(Records from a data source)
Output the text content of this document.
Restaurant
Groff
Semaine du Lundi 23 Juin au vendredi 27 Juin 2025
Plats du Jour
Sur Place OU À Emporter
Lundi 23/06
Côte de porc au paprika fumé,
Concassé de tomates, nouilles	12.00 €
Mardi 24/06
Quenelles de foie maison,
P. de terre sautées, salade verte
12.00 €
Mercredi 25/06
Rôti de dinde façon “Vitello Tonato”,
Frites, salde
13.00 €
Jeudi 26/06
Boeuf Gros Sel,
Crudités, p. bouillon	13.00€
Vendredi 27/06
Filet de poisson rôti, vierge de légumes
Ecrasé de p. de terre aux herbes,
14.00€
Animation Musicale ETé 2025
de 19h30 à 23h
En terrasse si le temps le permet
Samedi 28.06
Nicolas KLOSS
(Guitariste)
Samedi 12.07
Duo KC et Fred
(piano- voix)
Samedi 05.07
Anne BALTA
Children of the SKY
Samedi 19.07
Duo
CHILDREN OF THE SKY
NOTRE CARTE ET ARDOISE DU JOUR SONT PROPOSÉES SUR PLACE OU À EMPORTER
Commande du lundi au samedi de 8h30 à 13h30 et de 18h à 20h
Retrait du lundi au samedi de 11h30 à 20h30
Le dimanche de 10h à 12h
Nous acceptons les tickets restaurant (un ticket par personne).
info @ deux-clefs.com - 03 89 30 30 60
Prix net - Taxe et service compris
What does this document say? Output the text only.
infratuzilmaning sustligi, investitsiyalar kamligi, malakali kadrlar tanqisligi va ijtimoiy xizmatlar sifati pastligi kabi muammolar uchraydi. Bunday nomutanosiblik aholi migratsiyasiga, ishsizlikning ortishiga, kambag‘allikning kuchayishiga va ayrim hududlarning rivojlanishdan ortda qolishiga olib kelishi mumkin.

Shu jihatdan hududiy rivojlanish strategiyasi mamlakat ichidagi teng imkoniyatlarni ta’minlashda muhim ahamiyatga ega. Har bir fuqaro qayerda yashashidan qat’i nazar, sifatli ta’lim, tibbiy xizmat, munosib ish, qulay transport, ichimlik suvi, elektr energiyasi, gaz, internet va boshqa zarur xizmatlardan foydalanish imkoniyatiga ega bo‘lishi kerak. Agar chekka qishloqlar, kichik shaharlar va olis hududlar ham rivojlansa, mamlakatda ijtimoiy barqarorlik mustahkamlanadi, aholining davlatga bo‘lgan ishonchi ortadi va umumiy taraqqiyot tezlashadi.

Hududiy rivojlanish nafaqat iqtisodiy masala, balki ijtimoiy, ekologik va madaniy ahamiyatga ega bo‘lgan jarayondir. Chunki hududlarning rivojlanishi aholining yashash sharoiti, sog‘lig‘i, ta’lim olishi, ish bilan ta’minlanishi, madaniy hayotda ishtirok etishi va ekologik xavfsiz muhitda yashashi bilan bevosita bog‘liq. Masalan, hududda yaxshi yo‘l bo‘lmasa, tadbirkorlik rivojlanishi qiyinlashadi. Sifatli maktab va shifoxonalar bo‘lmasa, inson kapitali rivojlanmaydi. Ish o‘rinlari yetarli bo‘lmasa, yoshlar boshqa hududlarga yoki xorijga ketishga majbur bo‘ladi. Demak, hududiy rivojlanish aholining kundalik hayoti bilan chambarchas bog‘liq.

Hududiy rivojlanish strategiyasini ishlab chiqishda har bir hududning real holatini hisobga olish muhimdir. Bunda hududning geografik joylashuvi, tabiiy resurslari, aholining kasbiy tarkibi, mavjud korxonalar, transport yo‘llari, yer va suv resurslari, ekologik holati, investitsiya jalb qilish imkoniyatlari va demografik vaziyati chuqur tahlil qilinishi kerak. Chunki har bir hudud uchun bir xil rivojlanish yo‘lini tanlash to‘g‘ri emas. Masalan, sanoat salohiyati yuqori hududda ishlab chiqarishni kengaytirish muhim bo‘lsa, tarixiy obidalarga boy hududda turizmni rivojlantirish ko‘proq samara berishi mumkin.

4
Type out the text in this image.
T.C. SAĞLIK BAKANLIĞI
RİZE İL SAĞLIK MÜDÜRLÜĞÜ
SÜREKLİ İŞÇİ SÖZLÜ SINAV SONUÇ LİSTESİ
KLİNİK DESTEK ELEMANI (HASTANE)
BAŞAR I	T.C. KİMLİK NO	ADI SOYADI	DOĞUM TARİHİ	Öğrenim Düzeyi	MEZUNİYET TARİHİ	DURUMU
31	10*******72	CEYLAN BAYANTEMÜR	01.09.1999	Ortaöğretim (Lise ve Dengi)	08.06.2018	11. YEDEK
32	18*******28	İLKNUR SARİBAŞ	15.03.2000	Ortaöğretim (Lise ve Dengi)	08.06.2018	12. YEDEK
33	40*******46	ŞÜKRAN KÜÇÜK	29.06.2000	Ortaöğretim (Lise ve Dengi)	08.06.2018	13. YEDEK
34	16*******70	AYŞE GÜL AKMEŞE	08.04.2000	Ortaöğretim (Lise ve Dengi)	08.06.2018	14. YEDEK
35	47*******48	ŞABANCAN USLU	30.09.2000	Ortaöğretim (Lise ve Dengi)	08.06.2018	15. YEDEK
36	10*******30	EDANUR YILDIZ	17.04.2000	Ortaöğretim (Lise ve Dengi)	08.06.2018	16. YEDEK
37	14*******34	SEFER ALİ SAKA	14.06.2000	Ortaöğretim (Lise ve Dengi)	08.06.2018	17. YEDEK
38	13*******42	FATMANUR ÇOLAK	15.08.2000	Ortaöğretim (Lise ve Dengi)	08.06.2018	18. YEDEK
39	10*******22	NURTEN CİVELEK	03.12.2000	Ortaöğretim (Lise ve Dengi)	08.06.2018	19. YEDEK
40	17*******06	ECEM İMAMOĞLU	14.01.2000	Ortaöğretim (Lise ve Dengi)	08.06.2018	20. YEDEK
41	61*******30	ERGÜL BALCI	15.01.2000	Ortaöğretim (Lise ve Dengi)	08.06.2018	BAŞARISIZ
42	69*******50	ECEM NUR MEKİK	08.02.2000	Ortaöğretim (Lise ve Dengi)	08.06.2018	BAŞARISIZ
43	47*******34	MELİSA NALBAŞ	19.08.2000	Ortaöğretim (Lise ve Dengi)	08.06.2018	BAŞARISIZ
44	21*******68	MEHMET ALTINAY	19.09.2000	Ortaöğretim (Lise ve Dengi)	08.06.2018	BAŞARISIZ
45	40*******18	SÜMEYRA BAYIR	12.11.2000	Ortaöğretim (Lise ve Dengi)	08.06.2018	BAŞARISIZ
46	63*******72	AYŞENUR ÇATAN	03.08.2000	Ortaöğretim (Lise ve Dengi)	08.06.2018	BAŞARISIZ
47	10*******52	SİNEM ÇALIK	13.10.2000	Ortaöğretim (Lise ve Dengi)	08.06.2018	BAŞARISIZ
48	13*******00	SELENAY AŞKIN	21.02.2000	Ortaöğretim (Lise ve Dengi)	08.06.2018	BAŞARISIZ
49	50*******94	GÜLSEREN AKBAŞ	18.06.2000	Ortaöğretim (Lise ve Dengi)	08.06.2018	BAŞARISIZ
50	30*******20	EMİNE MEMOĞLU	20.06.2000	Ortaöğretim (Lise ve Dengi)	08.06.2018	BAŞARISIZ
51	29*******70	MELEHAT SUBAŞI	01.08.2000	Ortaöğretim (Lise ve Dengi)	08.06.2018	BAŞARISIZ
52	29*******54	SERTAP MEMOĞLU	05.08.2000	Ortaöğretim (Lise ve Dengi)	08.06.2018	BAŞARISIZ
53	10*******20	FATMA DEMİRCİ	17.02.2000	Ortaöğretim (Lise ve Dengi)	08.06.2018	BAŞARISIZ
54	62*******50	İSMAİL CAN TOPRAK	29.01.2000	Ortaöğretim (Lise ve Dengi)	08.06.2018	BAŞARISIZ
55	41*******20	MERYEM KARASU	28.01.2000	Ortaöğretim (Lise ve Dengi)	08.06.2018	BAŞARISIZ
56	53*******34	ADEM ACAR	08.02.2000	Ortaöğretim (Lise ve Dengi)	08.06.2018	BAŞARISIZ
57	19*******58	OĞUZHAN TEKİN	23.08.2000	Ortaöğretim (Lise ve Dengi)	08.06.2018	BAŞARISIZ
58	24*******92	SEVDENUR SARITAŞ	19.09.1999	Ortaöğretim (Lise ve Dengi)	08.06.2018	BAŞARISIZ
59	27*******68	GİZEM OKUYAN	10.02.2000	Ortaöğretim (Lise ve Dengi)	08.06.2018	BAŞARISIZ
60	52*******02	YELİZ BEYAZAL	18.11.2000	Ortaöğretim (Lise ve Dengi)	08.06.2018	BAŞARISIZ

## WHAT THE TASK REQUIRES
Pull every line containing "this" out of the data above.

## RIGHT ANSWER
Output the text content of this document.
What does this document say? Output the text only.
Type out the text in this image.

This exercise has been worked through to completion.